- _DO THIS_
Rewrite every line of the entries below as a numbered list, skipping blank lines and leaving out the pictures.

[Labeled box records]
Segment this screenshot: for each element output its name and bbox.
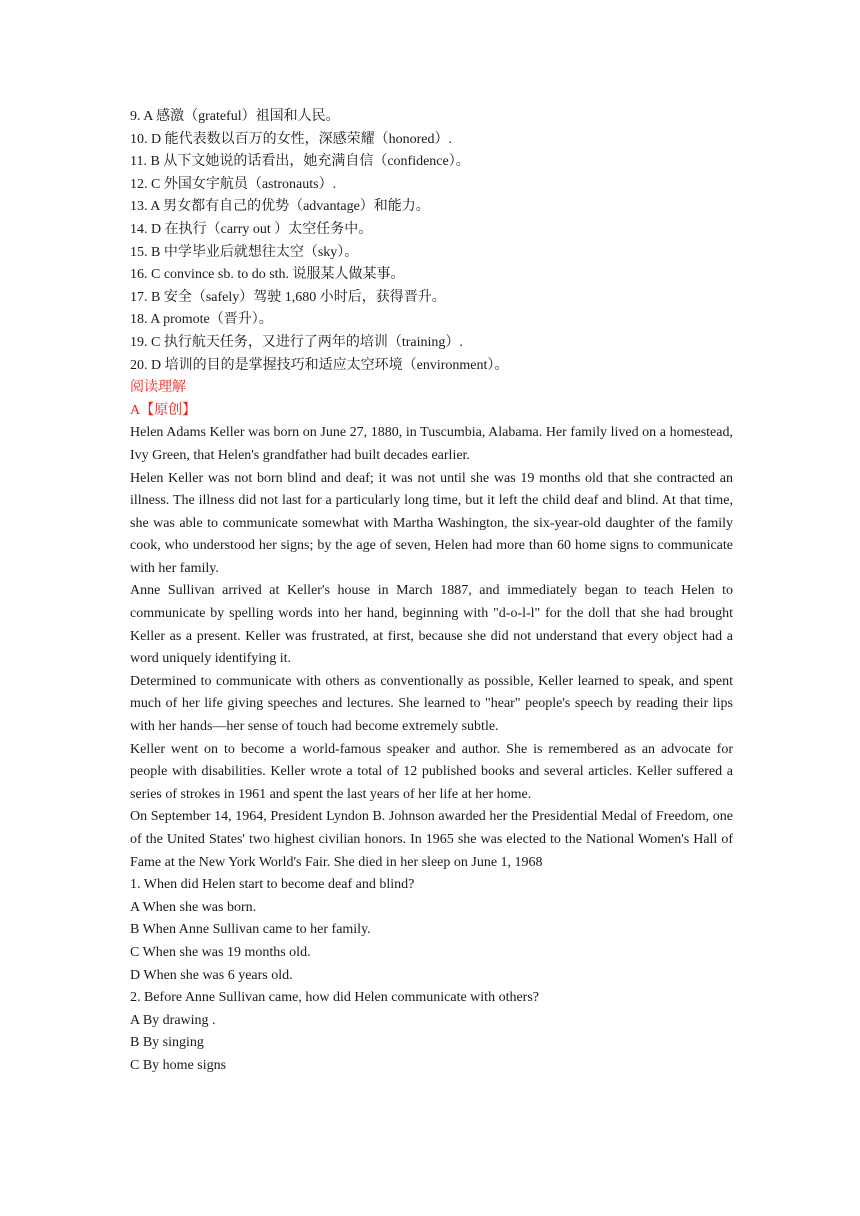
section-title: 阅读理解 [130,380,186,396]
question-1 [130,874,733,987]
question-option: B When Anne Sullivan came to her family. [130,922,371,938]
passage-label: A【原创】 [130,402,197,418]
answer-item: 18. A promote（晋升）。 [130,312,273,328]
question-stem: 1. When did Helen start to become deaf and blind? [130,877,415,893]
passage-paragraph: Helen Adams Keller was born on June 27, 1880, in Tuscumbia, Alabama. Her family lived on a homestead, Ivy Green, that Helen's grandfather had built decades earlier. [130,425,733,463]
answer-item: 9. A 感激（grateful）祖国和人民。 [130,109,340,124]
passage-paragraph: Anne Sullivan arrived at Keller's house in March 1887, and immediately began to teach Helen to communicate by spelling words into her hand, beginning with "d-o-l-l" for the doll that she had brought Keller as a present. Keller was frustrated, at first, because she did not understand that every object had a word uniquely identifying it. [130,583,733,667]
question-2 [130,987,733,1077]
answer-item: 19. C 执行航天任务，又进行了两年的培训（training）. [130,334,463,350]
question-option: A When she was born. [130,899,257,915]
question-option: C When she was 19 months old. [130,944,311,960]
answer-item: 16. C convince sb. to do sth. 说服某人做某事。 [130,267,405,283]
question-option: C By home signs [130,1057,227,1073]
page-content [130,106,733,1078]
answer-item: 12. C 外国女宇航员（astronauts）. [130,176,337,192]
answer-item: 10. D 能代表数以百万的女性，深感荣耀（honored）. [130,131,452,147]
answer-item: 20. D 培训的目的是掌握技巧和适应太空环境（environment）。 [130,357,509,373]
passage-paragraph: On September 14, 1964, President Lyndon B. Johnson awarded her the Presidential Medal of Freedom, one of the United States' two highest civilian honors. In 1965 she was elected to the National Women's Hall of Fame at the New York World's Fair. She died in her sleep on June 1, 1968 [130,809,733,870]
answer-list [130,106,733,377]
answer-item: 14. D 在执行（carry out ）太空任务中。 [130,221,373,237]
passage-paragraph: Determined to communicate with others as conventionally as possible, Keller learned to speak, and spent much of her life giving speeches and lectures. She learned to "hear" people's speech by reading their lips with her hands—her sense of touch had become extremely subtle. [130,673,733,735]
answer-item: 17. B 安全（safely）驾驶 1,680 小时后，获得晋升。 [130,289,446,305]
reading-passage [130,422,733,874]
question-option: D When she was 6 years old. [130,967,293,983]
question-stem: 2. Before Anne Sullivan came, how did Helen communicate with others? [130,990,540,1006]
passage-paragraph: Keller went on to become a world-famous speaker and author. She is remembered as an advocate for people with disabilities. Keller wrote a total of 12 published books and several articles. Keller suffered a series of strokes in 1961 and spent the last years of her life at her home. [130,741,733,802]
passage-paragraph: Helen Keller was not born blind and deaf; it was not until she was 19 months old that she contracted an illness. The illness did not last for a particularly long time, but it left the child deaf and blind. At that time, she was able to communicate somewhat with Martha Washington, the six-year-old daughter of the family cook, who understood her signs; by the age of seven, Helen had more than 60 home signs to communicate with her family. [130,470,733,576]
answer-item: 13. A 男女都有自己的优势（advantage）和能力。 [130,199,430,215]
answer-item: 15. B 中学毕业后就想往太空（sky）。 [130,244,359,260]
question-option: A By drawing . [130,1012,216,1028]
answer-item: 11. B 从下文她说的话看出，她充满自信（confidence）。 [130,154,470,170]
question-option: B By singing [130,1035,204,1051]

- _SOLUTION TO THE EXERCISE_
1. Segment this screenshot: for each element output its name and bbox.
2. section-title: 阅读理解 [130,380,186,396]
3. question-1 [130,874,733,987]
4. question-option: B When Anne Sullivan came to her family. [130,922,371,938]
5. passage-label: A【原创】 [130,402,197,418]
6. answer-item: 18. A promote（晋升）。 [130,312,273,328]
7. question-stem: 1. When did Helen start to become deaf and blind? [130,877,415,893]
8. passage-paragraph: Helen Adams Keller was born on June 27, 1880, in Tuscumbia, Alabama. Her family lived on a homestead, Ivy Green, that Helen's grandfather had built decades earlier. [130,425,733,463]
9. answer-item: 9. A 感激（grateful）祖国和人民。 [130,109,340,124]
10. passage-paragraph: Anne Sullivan arrived at Keller's house in March 1887, and immediately began to teach Helen to communicate by spelling words into her hand, beginning with "d-o-l-l" for the doll that she had brought Keller as a present. Keller was frustrated, at first, because she did not understand that every object had a word uniquely identifying it. [130,583,733,667]
11. question-2 [130,987,733,1077]
12. answer-item: 19. C 执行航天任务，又进行了两年的培训（training）. [130,334,463,350]
13. question-option: A When she was born. [130,899,257,915]
14. question-option: C When she was 19 months old. [130,944,311,960]
15. answer-item: 16. C convince sb. to do sth. 说服某人做某事。 [130,267,405,283]
16. question-option: C By home signs [130,1057,227,1073]
17. page-content [130,106,733,1078]
18. answer-item: 12. C 外国女宇航员（astronauts）. [130,176,337,192]
19. answer-item: 10. D 能代表数以百万的女性，深感荣耀（honored）. [130,131,452,147]
20. answer-item: 20. D 培训的目的是掌握技巧和适应太空环境（environment）。 [130,357,509,373]
21. passage-paragraph: On September 14, 1964, President Lyndon B. Johnson awarded her the Presidential Medal of Freedom, one of the United States' two highest civilian honors. In 1965 she was elected to the National Women's Hall of Fame at the New York World's Fair. She died in her sleep on June 1, 1968 [130,809,733,870]
22. answer-list [130,106,733,377]
23. answer-item: 14. D 在执行（carry out ）太空任务中。 [130,221,373,237]
24. passage-paragraph: Determined to communicate with others as conventionally as possible, Keller learned to speak, and spent much of her life giving speeches and lectures. She learned to "hear" people's speech by reading their lips with her hands—her sense of touch had become extremely subtle. [130,673,733,735]
25. answer-item: 17. B 安全（safely）驾驶 1,680 小时后，获得晋升。 [130,289,446,305]
26. reading-passage [130,422,733,874]
27. question-option: D When she was 6 years old. [130,967,293,983]
28. question-stem: 2. Before Anne Sullivan came, how did Helen communicate with others? [130,990,540,1006]
29. passage-paragraph: Keller went on to become a world-famous speaker and author. She is remembered as an advocate for people with disabilities. Keller wrote a total of 12 published books and several articles. Keller suffered a series of strokes in 1961 and spent the last years of her life at her home. [130,741,733,802]
30. passage-paragraph: Helen Keller was not born blind and deaf; it was not until she was 19 months old that she contracted an illness. The illness did not last for a particularly long time, but it left the child deaf and blind. At that time, she was able to communicate somewhat with Martha Washington, the six-year-old daughter of the family cook, who understood her signs; by the age of seven, Helen had more than 60 home signs to communicate with her family. [130,470,733,576]
31. answer-item: 13. A 男女都有自己的优势（advantage）和能力。 [130,199,430,215]
32. answer-item: 15. B 中学毕业后就想往太空（sky）。 [130,244,359,260]
33. question-option: A By drawing . [130,1012,216,1028]
34. answer-item: 11. B 从下文她说的话看出，她充满自信（confidence）。 [130,154,470,170]
35. question-option: B By singing [130,1035,204,1051]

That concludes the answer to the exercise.